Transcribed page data
◇ ◇ ◇ ◇ ◇
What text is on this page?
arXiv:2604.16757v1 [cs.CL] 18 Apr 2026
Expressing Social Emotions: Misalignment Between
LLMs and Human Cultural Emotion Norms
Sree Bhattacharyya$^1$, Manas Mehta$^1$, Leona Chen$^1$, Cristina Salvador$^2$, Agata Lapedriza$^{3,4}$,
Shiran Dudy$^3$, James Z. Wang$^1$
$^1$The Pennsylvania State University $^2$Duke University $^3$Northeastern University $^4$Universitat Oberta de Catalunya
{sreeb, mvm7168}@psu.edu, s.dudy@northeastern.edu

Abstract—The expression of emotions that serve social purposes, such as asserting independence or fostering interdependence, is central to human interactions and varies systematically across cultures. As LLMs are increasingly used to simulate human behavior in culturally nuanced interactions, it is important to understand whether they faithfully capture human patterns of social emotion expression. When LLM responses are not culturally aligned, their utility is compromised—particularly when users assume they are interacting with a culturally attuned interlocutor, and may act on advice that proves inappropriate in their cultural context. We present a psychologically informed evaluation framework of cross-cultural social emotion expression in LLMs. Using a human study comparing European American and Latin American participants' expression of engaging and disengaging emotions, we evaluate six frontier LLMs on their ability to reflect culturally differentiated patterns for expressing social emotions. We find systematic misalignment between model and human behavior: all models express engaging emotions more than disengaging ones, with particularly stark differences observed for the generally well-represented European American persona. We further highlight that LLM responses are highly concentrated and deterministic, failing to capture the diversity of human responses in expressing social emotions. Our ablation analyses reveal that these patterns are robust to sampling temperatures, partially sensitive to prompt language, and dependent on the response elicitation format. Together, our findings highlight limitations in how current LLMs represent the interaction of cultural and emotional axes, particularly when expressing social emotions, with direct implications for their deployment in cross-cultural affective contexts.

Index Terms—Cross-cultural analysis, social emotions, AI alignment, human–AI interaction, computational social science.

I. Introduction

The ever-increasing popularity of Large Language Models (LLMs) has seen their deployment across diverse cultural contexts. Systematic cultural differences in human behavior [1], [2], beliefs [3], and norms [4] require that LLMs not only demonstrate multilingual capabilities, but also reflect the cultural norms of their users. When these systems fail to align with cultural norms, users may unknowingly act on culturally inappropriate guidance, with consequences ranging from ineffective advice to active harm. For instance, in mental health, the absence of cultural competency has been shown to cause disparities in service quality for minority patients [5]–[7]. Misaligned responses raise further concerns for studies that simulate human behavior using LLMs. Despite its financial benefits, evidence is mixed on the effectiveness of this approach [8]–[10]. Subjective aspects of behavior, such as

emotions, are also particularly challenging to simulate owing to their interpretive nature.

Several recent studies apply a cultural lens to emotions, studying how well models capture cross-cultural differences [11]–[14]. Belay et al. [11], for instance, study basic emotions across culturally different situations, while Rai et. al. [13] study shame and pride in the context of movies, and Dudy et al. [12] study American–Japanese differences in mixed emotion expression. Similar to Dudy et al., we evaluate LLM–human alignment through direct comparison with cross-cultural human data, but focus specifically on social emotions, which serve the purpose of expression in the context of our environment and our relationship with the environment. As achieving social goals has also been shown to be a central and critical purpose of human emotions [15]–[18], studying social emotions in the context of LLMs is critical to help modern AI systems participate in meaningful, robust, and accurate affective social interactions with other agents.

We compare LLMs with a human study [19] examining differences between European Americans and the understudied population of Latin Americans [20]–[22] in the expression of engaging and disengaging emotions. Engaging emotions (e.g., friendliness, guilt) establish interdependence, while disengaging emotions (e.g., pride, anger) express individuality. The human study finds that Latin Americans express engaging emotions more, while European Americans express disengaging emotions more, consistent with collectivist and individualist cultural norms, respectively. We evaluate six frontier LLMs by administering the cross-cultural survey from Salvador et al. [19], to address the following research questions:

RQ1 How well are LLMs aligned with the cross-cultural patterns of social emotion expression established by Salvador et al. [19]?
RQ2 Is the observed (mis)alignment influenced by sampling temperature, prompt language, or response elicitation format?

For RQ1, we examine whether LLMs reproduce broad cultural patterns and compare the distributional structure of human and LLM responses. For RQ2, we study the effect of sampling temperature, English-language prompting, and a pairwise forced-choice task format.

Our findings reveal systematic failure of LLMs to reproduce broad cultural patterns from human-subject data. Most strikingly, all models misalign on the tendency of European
◇ ◇ ◇ ◇ ◇
▶ _TASK GOAL_
Repeat the records above with every character intact.

▶ _YOUR SOLUTION_
What text is on this page?
arXiv:2604.16757v1 [cs.CL] 18 Apr 2026
Expressing Social Emotions: Misalignment Between
LLMs and Human Cultural Emotion Norms
Sree Bhattacharyya$^1$, Manas Mehta$^1$, Leona Chen$^1$, Cristina Salvador$^2$, Agata Lapedriza$^{3,4}$,
Shiran Dudy$^3$, James Z. Wang$^1$
$^1$The Pennsylvania State University $^2$Duke University $^3$Northeastern University $^4$Universitat Oberta de Catalunya
{sreeb, mvm7168}@psu.edu, s.dudy@northeastern.edu

Abstract—The expression of emotions that serve social purposes, such as asserting independence or fostering interdependence, is central to human interactions and varies systematically across cultures. As LLMs are increasingly used to simulate human behavior in culturally nuanced interactions, it is important to understand whether they faithfully capture human patterns of social emotion expression. When LLM responses are not culturally aligned, their utility is compromised—particularly when users assume they are interacting with a culturally attuned interlocutor, and may act on advice that proves inappropriate in their cultural context. We present a psychologically informed evaluation framework of cross-cultural social emotion expression in LLMs. Using a human study comparing European American and Latin American participants' expression of engaging and disengaging emotions, we evaluate six frontier LLMs on their ability to reflect culturally differentiated patterns for expressing social emotions. We find systematic misalignment between model and human behavior: all models express engaging emotions more than disengaging ones, with particularly stark differences observed for the generally well-represented European American persona. We further highlight that LLM responses are highly concentrated and deterministic, failing to capture the diversity of human responses in expressing social emotions. Our ablation analyses reveal that these patterns are robust to sampling temperatures, partially sensitive to prompt language, and dependent on the response elicitation format. Together, our findings highlight limitations in how current LLMs represent the interaction of cultural and emotional axes, particularly when expressing social emotions, with direct implications for their deployment in cross-cultural affective contexts.

Index Terms—Cross-cultural analysis, social emotions, AI alignment, human–AI interaction, computational social science.

I. Introduction

The ever-increasing popularity of Large Language Models (LLMs) has seen their deployment across diverse cultural contexts. Systematic cultural differences in human behavior [1], [2], beliefs [3], and norms [4] require that LLMs not only demonstrate multilingual capabilities, but also reflect the cultural norms of their users. When these systems fail to align with cultural norms, users may unknowingly act on culturally inappropriate guidance, with consequences ranging from ineffective advice to active harm. For instance, in mental health, the absence of cultural competency has been shown to cause disparities in service quality for minority patients [5]–[7]. Misaligned responses raise further concerns for studies that simulate human behavior using LLMs. Despite its financial benefits, evidence is mixed on the effectiveness of this approach [8]–[10]. Subjective aspects of behavior, such as

emotions, are also particularly challenging to simulate owing to their interpretive nature.

Several recent studies apply a cultural lens to emotions, studying how well models capture cross-cultural differences [11]–[14]. Belay et al. [11], for instance, study basic emotions across culturally different situations, while Rai et. al. [13] study shame and pride in the context of movies, and Dudy et al. [12] study American–Japanese differences in mixed emotion expression. Similar to Dudy et al., we evaluate LLM–human alignment through direct comparison with cross-cultural human data, but focus specifically on social emotions, which serve the purpose of expression in the context of our environment and our relationship with the environment. As achieving social goals has also been shown to be a central and critical purpose of human emotions [15]–[18], studying social emotions in the context of LLMs is critical to help modern AI systems participate in meaningful, robust, and accurate affective social interactions with other agents.

We compare LLMs with a human study [19] examining differences between European Americans and the understudied population of Latin Americans [20]–[22] in the expression of engaging and disengaging emotions. Engaging emotions (e.g., friendliness, guilt) establish interdependence, while disengaging emotions (e.g., pride, anger) express individuality. The human study finds that Latin Americans express engaging emotions more, while European Americans express disengaging emotions more, consistent with collectivist and individualist cultural norms, respectively. We evaluate six frontier LLMs by administering the cross-cultural survey from Salvador et al. [19], to address the following research questions:

RQ1 How well are LLMs aligned with the cross-cultural patterns of social emotion expression established by Salvador et al. [19]?
RQ2 Is the observed (mis)alignment influenced by sampling temperature, prompt language, or response elicitation format?

For RQ1, we examine whether LLMs reproduce broad cultural patterns and compare the distributional structure of human and LLM responses. For RQ2, we study the effect of sampling temperature, English-language prompting, and a pairwise forced-choice task format.

Our findings reveal systematic failure of LLMs to reproduce broad cultural patterns from human-subject data. Most strikingly, all models misalign on the tendency of European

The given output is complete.